[WHAT IS REQUIRED]:
Where a line contains the string "phone", copy that line.

* begin *

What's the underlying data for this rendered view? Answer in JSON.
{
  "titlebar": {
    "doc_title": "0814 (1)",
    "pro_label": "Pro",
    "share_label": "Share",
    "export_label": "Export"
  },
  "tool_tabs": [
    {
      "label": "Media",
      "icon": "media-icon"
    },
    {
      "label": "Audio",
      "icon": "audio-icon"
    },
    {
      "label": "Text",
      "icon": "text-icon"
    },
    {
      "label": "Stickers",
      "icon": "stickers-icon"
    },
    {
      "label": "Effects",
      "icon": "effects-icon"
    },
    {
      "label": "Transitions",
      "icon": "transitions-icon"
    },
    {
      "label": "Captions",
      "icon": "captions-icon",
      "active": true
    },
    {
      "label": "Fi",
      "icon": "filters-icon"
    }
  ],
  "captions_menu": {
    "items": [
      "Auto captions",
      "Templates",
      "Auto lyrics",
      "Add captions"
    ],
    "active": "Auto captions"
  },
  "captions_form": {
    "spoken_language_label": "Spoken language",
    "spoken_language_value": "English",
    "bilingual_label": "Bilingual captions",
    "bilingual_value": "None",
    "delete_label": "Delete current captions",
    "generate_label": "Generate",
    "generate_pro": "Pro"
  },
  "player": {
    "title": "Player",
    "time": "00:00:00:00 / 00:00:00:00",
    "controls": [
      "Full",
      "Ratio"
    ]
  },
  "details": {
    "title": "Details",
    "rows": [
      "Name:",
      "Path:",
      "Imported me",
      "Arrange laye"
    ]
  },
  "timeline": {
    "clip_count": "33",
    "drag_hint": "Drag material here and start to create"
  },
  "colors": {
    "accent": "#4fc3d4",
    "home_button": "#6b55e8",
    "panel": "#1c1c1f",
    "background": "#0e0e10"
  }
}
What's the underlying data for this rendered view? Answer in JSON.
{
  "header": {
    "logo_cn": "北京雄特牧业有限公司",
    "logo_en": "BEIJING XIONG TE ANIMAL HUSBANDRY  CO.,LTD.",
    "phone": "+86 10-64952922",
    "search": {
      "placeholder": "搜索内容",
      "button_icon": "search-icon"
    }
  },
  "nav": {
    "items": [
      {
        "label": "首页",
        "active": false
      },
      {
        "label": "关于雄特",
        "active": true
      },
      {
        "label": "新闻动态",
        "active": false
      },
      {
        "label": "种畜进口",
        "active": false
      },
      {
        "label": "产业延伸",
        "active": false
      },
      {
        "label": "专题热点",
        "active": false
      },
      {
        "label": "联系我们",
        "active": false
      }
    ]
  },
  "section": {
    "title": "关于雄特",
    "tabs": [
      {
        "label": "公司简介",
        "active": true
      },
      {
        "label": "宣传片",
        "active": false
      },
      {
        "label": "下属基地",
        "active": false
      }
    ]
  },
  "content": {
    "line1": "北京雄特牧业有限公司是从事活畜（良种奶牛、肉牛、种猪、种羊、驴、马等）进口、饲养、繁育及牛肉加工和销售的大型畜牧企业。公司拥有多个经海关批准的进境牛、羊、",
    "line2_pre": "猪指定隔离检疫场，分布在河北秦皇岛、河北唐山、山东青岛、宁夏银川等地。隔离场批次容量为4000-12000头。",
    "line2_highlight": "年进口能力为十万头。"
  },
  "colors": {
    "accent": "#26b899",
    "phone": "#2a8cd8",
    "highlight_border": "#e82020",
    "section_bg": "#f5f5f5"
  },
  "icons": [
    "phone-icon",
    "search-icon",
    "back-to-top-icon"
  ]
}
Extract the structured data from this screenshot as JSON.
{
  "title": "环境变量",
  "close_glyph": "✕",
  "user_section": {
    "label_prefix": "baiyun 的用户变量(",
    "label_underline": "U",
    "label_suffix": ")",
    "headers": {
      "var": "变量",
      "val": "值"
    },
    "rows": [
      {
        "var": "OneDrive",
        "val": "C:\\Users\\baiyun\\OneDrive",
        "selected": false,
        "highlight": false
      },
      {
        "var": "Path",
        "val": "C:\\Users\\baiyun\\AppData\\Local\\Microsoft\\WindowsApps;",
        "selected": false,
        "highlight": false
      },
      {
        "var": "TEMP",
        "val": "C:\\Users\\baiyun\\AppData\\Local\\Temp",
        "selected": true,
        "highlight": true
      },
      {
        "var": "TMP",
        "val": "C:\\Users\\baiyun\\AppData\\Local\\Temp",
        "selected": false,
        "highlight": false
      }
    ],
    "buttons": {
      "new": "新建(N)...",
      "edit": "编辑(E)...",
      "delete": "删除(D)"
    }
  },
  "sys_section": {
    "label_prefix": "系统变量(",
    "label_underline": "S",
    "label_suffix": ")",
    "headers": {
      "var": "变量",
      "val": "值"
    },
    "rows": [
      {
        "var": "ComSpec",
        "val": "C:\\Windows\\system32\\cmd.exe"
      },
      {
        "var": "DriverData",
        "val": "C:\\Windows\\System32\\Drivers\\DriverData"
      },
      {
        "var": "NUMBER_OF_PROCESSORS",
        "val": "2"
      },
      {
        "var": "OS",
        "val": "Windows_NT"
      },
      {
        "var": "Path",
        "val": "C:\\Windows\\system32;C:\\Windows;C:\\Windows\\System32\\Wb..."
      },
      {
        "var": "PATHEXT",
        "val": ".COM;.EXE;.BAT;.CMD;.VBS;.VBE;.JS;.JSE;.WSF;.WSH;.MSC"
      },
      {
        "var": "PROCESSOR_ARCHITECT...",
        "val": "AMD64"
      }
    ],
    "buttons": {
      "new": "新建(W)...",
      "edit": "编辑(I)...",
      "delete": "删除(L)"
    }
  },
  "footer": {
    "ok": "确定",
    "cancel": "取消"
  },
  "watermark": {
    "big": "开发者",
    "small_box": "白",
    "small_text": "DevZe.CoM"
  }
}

* end *

[FULL SOLUTION]:
    "phone": "+86 10-64952922",
    "phone": "#2a8cd8",
    "phone-icon",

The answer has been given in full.